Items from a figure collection

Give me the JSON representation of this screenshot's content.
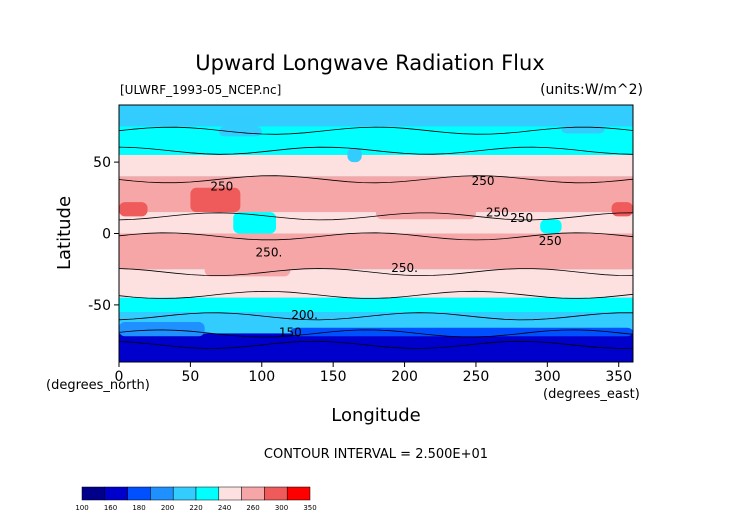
{
  "chart_data": {
    "type": "heatmap",
    "title": "Upward Longwave Radiation Flux",
    "subtitle_left": "[ULWRF_1993-05_NCEP.nc]",
    "subtitle_right": "(units:W/m^2)",
    "xlabel": "Longitude",
    "ylabel": "Latitude",
    "x_unit_label": "(degrees_east)",
    "y_unit_label": "(degrees_north)",
    "xlim": [
      0,
      360
    ],
    "ylim": [
      -90,
      90
    ],
    "x_ticks": [
      0,
      50,
      100,
      150,
      200,
      250,
      300,
      350
    ],
    "y_ticks": [
      50,
      0,
      -50
    ],
    "contour_interval_text": "CONTOUR INTERVAL = 2.500E+01",
    "contour_labels": [
      "250",
      "250",
      "250",
      "250",
      "250",
      "250.",
      "250.",
      "200.",
      "150"
    ],
    "colorbar_levels": [
      "100",
      "160",
      "180",
      "200",
      "220",
      "240",
      "260",
      "300",
      "350"
    ],
    "colorbar_colors": [
      "#00008b",
      "#0000cd",
      "#0050ff",
      "#1e90ff",
      "#33ccff",
      "#00ffff",
      "#fde0e0",
      "#f6a6a6",
      "#ef5a5a",
      "#ff0000"
    ],
    "fields": {
      "ocean_land_note": "",
      "bands": [
        {
          "lat_from": 90,
          "lat_to": 75,
          "value": 215
        },
        {
          "lat_from": 75,
          "lat_to": 55,
          "value": 235
        },
        {
          "lat_from": 55,
          "lat_to": 40,
          "value": 245
        },
        {
          "lat_from": 40,
          "lat_to": 15,
          "value": 265
        },
        {
          "lat_from": 15,
          "lat_to": 0,
          "value": 245
        },
        {
          "lat_from": 0,
          "lat_to": -25,
          "value": 265
        },
        {
          "lat_from": -25,
          "lat_to": -45,
          "value": 245
        },
        {
          "lat_from": -45,
          "lat_to": -55,
          "value": 225
        },
        {
          "lat_from": -55,
          "lat_to": -70,
          "value": 205
        },
        {
          "lat_from": -70,
          "lat_to": -90,
          "value": 150
        }
      ]
    },
    "grid": false
  }
}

* **Written task**
Your copy should hold every record word for word and none of the pictures.

* **Worked answer**
Give me the JSON representation of this screenshot's content.
{
  "chart_data": {
    "type": "heatmap",
    "title": "Upward Longwave Radiation Flux",
    "subtitle_left": "[ULWRF_1993-05_NCEP.nc]",
    "subtitle_right": "(units:W/m^2)",
    "xlabel": "Longitude",
    "ylabel": "Latitude",
    "x_unit_label": "(degrees_east)",
    "y_unit_label": "(degrees_north)",
    "xlim": [
      0,
      360
    ],
    "ylim": [
      -90,
      90
    ],
    "x_ticks": [
      0,
      50,
      100,
      150,
      200,
      250,
      300,
      350
    ],
    "y_ticks": [
      50,
      0,
      -50
    ],
    "contour_interval_text": "CONTOUR INTERVAL = 2.500E+01",
    "contour_labels": [
      "250",
      "250",
      "250",
      "250",
      "250",
      "250.",
      "250.",
      "200.",
      "150"
    ],
    "colorbar_levels": [
      "100",
      "160",
      "180",
      "200",
      "220",
      "240",
      "260",
      "300",
      "350"
    ],
    "colorbar_colors": [
      "#00008b",
      "#0000cd",
      "#0050ff",
      "#1e90ff",
      "#33ccff",
      "#00ffff",
      "#fde0e0",
      "#f6a6a6",
      "#ef5a5a",
      "#ff0000"
    ],
    "fields": {
      "ocean_land_note": "",
      "bands": [
        {
          "lat_from": 90,
          "lat_to": 75,
          "value": 215
        },
        {
          "lat_from": 75,
          "lat_to": 55,
          "value": 235
        },
        {
          "lat_from": 55,
          "lat_to": 40,
          "value": 245
        },
        {
          "lat_from": 40,
          "lat_to": 15,
          "value": 265
        },
        {
          "lat_from": 15,
          "lat_to": 0,
          "value": 245
        },
        {
          "lat_from": 0,
          "lat_to": -25,
          "value": 265
        },
        {
          "lat_from": -25,
          "lat_to": -45,
          "value": 245
        },
        {
          "lat_from": -45,
          "lat_to": -55,
          "value": 225
        },
        {
          "lat_from": -55,
          "lat_to": -70,
          "value": 205
        },
        {
          "lat_from": -70,
          "lat_to": -90,
          "value": 150
        }
      ]
    },
    "grid": false
  }
}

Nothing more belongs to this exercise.